### EXTRAIT DU TEXTE

Le retour d’Ideflawen Liberté sur tous les tons

Avec son nouvel album Abudali (2018), le groupe reconstitué  Ideflawen, mené par l’auteur-compositeur interprète Ali Aït Ferhat (Ali Ideflawen), figure emblématique des années 1980, signe son retour aux studios après une décennie de silence. Abudali (Le vagabond) est le titre de son dernier opus éminemment politique. 
Comme on pouvait s’y attendre, Ali Ideflawen et ses complices rendent hommage à l’inoubliable Muhand U Yehya (Abdallah Mohia), dramaturge, poète et maître des adaptations vers la langue kabyle des œuvres universelles, qui lui avaient offert ses plus beaux textes (Berrouaghia, Oui, oui misou, Muh n Muh, A Mohand  ay agheddu, etc.). C’est ensemble, en compagnie d’autres «maquisards de la chanson», qu’ils ont  façonné dans les années 1970-1980 le répertoire de la chanson kabyle engagée et subversive. Dès le premier titre écrit par le parolier du groupe Hassen Ziani, on entend la voix de Mohia lisant une de ses adaptations de Prévert (Aghrum d lmus), talonnée par celle de Ali qui évoque donc le souvenir du compagnon disparu en 2004 à seulement 54 ans, après avoir accompli une œuvre monumentale, sans doute l’une des plus imposantes de la production intellectuelle kabyle contemporaine. «Pleurez, ô ! Brobros ! Muhend U Yehya est parti», chante l’artiste qui revient également sur un autre texte de Mohia parodiant de façon cinglante le chant patriotique Ghuri yiwen Umeddakel (Le camarade) et exhumé par Ferhat Imazighen Imula en 1979. Un autre hommage est rendu à la troupe  Ikhulaf, apparue dans les années 1970, dont il reprend Iles-iw (Ma langue), qui défie la répression des puissants et promet de chanter la liberté jusqu’au dernier souffle.

######

Reprenez, s'il vous plaît, l'article sur le retour d'Ideflawen juste après sa dernière phrase et poursuivez-le.

### LISTE DES DONNÉES

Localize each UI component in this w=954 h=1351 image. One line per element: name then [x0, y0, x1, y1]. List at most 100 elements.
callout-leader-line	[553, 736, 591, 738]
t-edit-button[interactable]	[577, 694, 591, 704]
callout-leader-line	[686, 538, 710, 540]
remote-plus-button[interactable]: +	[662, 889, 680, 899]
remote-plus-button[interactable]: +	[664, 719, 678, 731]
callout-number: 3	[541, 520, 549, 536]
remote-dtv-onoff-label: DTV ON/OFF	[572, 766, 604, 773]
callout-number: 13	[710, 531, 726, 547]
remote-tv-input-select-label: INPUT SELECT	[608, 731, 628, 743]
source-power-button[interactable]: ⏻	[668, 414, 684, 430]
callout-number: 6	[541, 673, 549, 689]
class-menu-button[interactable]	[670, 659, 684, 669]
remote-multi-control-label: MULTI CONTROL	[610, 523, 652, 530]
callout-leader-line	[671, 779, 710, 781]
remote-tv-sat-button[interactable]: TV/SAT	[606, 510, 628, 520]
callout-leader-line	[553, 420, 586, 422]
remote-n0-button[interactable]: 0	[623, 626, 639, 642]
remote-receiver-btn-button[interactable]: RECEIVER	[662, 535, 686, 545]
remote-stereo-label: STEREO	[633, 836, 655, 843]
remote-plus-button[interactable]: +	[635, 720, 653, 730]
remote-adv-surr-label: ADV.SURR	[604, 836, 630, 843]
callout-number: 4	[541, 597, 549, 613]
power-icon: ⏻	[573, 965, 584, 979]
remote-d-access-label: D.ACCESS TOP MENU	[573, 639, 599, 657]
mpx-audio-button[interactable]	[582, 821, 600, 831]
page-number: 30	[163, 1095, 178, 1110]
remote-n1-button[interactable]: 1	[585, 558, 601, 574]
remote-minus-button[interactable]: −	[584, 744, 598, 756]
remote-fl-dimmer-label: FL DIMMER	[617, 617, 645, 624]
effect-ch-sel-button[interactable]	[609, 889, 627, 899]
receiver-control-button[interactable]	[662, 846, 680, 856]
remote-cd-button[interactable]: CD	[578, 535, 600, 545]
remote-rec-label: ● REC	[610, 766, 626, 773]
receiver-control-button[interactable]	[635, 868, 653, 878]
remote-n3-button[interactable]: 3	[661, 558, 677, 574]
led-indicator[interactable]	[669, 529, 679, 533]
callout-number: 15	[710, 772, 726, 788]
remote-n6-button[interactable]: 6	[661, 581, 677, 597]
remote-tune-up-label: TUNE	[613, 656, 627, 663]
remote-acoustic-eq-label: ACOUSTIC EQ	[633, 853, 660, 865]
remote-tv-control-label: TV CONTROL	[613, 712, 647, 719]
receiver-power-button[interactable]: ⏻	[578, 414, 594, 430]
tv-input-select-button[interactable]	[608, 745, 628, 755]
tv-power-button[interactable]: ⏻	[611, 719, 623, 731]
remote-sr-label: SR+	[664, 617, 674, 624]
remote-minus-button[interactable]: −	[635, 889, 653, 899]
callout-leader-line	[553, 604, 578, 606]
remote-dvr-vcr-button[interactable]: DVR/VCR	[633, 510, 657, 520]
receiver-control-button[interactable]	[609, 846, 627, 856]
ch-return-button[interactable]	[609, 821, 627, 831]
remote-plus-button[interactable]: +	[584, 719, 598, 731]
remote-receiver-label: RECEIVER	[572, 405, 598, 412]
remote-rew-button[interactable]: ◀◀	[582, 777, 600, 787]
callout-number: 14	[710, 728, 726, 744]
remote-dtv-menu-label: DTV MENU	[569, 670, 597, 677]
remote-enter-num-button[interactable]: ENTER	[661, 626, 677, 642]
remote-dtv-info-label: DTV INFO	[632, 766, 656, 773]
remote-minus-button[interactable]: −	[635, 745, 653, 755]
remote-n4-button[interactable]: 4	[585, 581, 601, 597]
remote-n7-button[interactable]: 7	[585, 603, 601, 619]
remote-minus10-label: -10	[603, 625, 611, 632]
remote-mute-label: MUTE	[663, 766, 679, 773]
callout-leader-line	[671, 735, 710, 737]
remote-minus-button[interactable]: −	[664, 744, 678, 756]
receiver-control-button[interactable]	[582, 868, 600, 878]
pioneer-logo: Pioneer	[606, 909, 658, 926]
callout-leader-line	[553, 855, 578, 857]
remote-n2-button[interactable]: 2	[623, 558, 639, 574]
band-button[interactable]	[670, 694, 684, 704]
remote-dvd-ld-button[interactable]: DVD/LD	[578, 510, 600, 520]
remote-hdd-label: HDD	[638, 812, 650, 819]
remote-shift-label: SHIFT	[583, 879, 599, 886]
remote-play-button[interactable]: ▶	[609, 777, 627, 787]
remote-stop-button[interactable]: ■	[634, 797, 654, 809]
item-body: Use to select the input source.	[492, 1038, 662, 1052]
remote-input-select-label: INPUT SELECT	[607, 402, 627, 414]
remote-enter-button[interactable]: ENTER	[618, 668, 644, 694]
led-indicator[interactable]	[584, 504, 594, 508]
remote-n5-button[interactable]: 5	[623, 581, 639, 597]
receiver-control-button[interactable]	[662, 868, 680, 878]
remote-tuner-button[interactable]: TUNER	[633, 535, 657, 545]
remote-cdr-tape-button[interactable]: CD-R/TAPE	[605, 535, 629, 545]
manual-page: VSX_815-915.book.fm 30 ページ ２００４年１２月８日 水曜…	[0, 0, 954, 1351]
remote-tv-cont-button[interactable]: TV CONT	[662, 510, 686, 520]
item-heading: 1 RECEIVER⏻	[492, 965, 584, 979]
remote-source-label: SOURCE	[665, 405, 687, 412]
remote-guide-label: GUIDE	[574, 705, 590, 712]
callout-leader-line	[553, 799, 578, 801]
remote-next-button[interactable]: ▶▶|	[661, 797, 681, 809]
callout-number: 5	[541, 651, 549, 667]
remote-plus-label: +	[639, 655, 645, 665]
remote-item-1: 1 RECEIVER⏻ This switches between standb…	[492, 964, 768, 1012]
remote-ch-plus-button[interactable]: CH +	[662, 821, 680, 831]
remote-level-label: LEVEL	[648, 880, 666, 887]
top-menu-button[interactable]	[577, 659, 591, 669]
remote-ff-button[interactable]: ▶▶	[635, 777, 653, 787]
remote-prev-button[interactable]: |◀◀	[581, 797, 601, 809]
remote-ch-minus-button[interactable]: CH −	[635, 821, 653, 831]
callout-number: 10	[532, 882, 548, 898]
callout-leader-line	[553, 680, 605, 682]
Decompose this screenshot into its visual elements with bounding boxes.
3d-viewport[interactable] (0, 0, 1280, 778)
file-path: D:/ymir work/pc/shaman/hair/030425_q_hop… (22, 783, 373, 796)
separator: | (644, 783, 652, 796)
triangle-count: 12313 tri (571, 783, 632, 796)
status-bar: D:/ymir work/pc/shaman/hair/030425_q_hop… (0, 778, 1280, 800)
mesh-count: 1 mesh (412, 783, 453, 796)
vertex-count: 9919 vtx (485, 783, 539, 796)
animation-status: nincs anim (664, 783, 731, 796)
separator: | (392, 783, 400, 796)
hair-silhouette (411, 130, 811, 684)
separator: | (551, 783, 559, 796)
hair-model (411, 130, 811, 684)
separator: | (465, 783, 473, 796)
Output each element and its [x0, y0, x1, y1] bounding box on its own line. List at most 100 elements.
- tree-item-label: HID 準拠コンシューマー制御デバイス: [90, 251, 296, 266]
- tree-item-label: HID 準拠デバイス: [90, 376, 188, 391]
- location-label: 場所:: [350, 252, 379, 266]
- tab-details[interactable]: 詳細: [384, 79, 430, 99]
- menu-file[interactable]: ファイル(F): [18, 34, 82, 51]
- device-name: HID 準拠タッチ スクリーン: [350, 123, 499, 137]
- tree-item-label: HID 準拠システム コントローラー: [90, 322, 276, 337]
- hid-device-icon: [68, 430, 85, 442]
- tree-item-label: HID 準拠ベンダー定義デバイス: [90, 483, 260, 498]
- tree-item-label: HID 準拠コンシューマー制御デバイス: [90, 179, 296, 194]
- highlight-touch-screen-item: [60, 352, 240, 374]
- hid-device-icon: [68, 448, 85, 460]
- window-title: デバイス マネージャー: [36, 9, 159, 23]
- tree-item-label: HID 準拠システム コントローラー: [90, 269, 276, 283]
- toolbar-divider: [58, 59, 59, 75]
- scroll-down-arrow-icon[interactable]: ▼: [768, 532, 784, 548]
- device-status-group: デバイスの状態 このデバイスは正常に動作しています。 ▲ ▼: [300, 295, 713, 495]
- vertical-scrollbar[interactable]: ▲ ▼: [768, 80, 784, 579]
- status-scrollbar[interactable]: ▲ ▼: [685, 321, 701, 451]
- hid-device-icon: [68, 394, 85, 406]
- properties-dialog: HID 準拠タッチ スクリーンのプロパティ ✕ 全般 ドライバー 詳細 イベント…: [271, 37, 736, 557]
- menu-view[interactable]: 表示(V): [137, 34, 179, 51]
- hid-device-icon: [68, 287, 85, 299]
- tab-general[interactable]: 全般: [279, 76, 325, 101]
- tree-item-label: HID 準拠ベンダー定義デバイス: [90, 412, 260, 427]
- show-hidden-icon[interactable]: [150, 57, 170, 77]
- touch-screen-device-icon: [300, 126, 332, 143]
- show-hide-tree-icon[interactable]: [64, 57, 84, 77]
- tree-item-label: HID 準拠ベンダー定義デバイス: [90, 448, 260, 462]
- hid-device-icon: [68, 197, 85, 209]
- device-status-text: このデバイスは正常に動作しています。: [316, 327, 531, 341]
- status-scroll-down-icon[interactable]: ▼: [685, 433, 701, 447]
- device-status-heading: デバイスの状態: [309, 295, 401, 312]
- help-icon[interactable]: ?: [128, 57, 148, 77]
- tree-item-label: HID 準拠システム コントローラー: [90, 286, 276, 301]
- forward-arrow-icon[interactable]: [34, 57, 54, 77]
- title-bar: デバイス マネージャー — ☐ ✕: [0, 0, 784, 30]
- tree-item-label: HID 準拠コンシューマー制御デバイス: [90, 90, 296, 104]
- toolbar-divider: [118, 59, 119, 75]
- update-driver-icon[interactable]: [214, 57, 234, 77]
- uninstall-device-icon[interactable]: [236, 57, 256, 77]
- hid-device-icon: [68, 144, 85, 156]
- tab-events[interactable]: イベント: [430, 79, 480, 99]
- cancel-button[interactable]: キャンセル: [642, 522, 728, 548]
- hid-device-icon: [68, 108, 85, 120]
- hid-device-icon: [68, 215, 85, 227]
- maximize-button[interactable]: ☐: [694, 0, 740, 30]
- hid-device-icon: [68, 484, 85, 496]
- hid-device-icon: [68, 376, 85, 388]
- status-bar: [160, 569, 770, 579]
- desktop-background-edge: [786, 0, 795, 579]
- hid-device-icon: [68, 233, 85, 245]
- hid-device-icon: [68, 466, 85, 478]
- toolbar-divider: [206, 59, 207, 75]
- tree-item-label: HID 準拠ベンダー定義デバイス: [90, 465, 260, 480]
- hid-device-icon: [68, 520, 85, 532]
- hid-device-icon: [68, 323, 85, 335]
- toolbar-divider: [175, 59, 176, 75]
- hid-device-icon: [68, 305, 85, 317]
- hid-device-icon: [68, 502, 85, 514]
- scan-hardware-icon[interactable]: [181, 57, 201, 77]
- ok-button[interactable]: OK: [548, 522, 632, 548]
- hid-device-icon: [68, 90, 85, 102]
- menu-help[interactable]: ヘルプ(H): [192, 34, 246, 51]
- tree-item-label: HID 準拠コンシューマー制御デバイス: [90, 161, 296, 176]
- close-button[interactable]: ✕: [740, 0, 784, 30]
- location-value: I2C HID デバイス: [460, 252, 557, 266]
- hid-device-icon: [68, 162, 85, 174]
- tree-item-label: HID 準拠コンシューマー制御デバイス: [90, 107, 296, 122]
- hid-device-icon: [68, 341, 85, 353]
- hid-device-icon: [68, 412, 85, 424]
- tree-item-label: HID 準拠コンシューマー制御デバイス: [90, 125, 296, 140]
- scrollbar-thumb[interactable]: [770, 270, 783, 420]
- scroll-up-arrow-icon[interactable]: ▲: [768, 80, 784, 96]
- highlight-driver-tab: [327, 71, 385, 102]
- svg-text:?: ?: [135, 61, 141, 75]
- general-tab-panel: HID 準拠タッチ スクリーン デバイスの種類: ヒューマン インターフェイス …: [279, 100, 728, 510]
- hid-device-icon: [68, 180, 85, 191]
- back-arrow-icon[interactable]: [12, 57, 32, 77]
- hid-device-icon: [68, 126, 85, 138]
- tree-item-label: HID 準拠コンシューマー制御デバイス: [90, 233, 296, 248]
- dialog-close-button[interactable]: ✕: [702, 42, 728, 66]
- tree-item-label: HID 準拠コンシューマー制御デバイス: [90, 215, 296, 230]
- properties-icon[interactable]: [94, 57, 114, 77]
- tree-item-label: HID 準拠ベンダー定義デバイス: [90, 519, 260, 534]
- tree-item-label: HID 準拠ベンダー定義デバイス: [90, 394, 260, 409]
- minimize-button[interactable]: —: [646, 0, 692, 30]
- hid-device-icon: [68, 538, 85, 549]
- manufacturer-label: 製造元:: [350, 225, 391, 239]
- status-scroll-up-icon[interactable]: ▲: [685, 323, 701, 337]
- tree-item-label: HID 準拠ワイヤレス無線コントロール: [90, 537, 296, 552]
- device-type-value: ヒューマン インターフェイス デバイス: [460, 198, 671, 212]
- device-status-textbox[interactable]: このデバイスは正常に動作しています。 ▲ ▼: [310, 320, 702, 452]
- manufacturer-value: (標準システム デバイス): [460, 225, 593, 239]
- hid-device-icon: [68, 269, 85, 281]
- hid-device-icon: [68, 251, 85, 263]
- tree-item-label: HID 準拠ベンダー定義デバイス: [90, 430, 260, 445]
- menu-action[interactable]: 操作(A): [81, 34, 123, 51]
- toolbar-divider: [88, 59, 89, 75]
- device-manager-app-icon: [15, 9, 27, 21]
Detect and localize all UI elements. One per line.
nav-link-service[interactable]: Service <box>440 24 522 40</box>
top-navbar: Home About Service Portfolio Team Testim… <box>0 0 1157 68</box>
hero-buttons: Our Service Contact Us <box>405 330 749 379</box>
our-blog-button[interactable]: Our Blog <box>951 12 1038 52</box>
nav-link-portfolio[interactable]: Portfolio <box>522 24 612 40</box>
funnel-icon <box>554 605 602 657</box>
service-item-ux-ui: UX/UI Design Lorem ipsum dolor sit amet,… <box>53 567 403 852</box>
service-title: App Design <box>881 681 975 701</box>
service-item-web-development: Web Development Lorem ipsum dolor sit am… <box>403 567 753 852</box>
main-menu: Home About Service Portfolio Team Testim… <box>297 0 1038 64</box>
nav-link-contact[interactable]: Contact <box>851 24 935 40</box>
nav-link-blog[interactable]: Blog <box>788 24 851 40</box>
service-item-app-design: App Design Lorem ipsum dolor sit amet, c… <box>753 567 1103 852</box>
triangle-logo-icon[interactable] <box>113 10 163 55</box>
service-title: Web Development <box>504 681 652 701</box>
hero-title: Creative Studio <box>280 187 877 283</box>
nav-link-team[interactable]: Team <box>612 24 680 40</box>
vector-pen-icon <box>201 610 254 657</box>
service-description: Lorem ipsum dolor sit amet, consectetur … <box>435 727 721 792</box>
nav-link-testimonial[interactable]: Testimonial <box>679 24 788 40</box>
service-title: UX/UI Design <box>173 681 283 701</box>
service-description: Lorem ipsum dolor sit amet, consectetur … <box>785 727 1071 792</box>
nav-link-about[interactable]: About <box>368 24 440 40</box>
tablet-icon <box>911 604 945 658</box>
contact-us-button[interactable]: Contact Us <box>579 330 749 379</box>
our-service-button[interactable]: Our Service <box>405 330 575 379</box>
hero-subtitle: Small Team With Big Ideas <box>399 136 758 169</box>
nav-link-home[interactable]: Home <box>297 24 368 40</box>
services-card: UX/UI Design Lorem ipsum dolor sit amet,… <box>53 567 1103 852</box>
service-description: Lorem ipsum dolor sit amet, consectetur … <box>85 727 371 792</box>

######

[RÉSULTAT FINAL]
 La revisite des classiques se poursuit avec la reprise de Ttir l qefs de Cheikh Hsissen, tandis que pour la chanson Abudali, les Ideflawen choisissent de l’habiller avec la mélodie de Idles Newen (Votre culture) de Ferhat Imazighen Imula (1982), dont le texte est signé par le poète amazigh libyen Saïd Sifaw. Abudali  se veut un éloge de ces personnages archétypaux de la culture orale kabyle qui suscitaient autant la curiosité que le respect tant leur style de vie désentravé et apatride incarnait un besoin absolu de liberté. Et comme la figure de la mère est omniprésente dans la chanson kabyle, le groupe ne déroge pas à la coutume, non sans l’associer à un contexte de combat politique, puisque  dans Yemmas d-mmis, un dialogue s’engage entre une mère éplorée et son enfant parti sur les routes de l’exil pour ne pas subir les pratiques liberticides des gouvernants. 
L’album se conclut sur un poème-tracté déclamé au son de la flûte, où, du vent de la révolte, fusent les gémissements des opprimés, des affamés et des exploités.   
Ce qui est également captivant avec ce nouvel album, c’est la sauvegarde du style musical épuré, sans fioritures, à la fois inspiré des mélodies kabyles anciennes et de la «contest-song» anglo-saxonne, mais possédant ce cachet original et ce «son» reconnaissable, caractéristiques du groupe depuis ses débuts. 
Sarah H.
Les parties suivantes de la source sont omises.